- _GOAL OF THE EXERCISE_
Every entry needs to be printed exactly, please.

- _AVAILABLE DATA_
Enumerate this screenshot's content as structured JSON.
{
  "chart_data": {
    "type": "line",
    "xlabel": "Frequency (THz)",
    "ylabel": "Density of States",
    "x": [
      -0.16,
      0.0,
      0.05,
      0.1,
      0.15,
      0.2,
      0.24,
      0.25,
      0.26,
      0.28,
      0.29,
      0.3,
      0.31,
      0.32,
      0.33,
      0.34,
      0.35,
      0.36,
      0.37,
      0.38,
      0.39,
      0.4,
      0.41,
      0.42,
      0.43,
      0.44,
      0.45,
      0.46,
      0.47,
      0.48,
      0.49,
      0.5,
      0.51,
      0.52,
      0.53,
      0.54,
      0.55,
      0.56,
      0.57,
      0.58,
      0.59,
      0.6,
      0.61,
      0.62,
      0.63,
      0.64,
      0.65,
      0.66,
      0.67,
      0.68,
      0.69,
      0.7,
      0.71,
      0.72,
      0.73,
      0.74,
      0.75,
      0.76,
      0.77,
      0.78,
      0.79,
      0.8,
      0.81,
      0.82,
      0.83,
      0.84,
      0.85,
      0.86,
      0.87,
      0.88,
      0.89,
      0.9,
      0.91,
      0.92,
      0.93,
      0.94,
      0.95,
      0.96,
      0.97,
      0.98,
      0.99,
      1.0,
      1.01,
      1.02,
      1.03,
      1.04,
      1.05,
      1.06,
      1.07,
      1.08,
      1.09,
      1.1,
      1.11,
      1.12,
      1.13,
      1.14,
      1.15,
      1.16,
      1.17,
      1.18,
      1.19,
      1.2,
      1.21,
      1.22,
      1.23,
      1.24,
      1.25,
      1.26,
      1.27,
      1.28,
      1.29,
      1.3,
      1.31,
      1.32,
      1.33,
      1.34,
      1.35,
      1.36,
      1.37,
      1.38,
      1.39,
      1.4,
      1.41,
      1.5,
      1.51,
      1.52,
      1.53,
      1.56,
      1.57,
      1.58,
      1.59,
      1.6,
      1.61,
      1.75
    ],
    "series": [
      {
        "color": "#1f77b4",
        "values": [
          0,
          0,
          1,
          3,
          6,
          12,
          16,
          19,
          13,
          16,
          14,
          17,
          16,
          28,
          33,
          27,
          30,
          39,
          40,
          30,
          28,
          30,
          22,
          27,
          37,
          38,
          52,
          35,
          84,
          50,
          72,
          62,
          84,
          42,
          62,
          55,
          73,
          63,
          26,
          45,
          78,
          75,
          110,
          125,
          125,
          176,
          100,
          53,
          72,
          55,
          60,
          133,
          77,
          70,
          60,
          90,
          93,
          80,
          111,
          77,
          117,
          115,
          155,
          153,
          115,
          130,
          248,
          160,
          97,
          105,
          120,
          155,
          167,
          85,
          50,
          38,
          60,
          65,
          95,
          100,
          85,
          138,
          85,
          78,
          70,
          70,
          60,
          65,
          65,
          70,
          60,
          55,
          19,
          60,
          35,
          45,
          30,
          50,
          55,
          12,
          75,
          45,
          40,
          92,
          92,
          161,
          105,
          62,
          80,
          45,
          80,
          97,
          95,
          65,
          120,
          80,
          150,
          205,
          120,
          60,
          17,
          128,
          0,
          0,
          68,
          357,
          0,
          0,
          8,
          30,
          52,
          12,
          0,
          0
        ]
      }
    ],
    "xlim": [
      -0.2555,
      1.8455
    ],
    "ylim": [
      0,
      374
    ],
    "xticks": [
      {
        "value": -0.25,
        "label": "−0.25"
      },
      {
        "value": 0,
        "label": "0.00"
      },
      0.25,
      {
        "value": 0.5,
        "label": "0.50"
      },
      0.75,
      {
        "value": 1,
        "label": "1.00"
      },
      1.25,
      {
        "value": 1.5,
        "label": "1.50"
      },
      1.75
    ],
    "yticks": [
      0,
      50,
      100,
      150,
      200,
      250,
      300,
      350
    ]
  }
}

- _OUTPUT FOR THIS EXERCISE_
Enumerate this screenshot's content as structured JSON.
{
  "chart_data": {
    "type": "line",
    "xlabel": "Frequency (THz)",
    "ylabel": "Density of States",
    "x": [
      -0.16,
      0.0,
      0.05,
      0.1,
      0.15,
      0.2,
      0.24,
      0.25,
      0.26,
      0.28,
      0.29,
      0.3,
      0.31,
      0.32,
      0.33,
      0.34,
      0.35,
      0.36,
      0.37,
      0.38,
      0.39,
      0.4,
      0.41,
      0.42,
      0.43,
      0.44,
      0.45,
      0.46,
      0.47,
      0.48,
      0.49,
      0.5,
      0.51,
      0.52,
      0.53,
      0.54,
      0.55,
      0.56,
      0.57,
      0.58,
      0.59,
      0.6,
      0.61,
      0.62,
      0.63,
      0.64,
      0.65,
      0.66,
      0.67,
      0.68,
      0.69,
      0.7,
      0.71,
      0.72,
      0.73,
      0.74,
      0.75,
      0.76,
      0.77,
      0.78,
      0.79,
      0.8,
      0.81,
      0.82,
      0.83,
      0.84,
      0.85,
      0.86,
      0.87,
      0.88,
      0.89,
      0.9,
      0.91,
      0.92,
      0.93,
      0.94,
      0.95,
      0.96,
      0.97,
      0.98,
      0.99,
      1.0,
      1.01,
      1.02,
      1.03,
      1.04,
      1.05,
      1.06,
      1.07,
      1.08,
      1.09,
      1.1,
      1.11,
      1.12,
      1.13,
      1.14,
      1.15,
      1.16,
      1.17,
      1.18,
      1.19,
      1.2,
      1.21,
      1.22,
      1.23,
      1.24,
      1.25,
      1.26,
      1.27,
      1.28,
      1.29,
      1.3,
      1.31,
      1.32,
      1.33,
      1.34,
      1.35,
      1.36,
      1.37,
      1.38,
      1.39,
      1.4,
      1.41,
      1.5,
      1.51,
      1.52,
      1.53,
      1.56,
      1.57,
      1.58,
      1.59,
      1.6,
      1.61,
      1.75
    ],
    "series": [
      {
        "color": "#1f77b4",
        "values": [
          0,
          0,
          1,
          3,
          6,
          12,
          16,
          19,
          13,
          16,
          14,
          17,
          16,
          28,
          33,
          27,
          30,
          39,
          40,
          30,
          28,
          30,
          22,
          27,
          37,
          38,
          52,
          35,
          84,
          50,
          72,
          62,
          84,
          42,
          62,
          55,
          73,
          63,
          26,
          45,
          78,
          75,
          110,
          125,
          125,
          176,
          100,
          53,
          72,
          55,
          60,
          133,
          77,
          70,
          60,
          90,
          93,
          80,
          111,
          77,
          117,
          115,
          155,
          153,
          115,
          130,
          248,
          160,
          97,
          105,
          120,
          155,
          167,
          85,
          50,
          38,
          60,
          65,
          95,
          100,
          85,
          138,
          85,
          78,
          70,
          70,
          60,
          65,
          65,
          70,
          60,
          55,
          19,
          60,
          35,
          45,
          30,
          50,
          55,
          12,
          75,
          45,
          40,
          92,
          92,
          161,
          105,
          62,
          80,
          45,
          80,
          97,
          95,
          65,
          120,
          80,
          150,
          205,
          120,
          60,
          17,
          128,
          0,
          0,
          68,
          357,
          0,
          0,
          8,
          30,
          52,
          12,
          0,
          0
        ]
      }
    ],
    "xlim": [
      -0.2555,
      1.8455
    ],
    "ylim": [
      0,
      374
    ],
    "xticks": [
      {
        "value": -0.25,
        "label": "−0.25"
      },
      {
        "value": 0,
        "label": "0.00"
      },
      0.25,
      {
        "value": 0.5,
        "label": "0.50"
      },
      0.75,
      {
        "value": 1,
        "label": "1.00"
      },
      1.25,
      {
        "value": 1.5,
        "label": "1.50"
      },
      1.75
    ],
    "yticks": [
      0,
      50,
      100,
      150,
      200,
      250,
      300,
      350
    ]
  }
}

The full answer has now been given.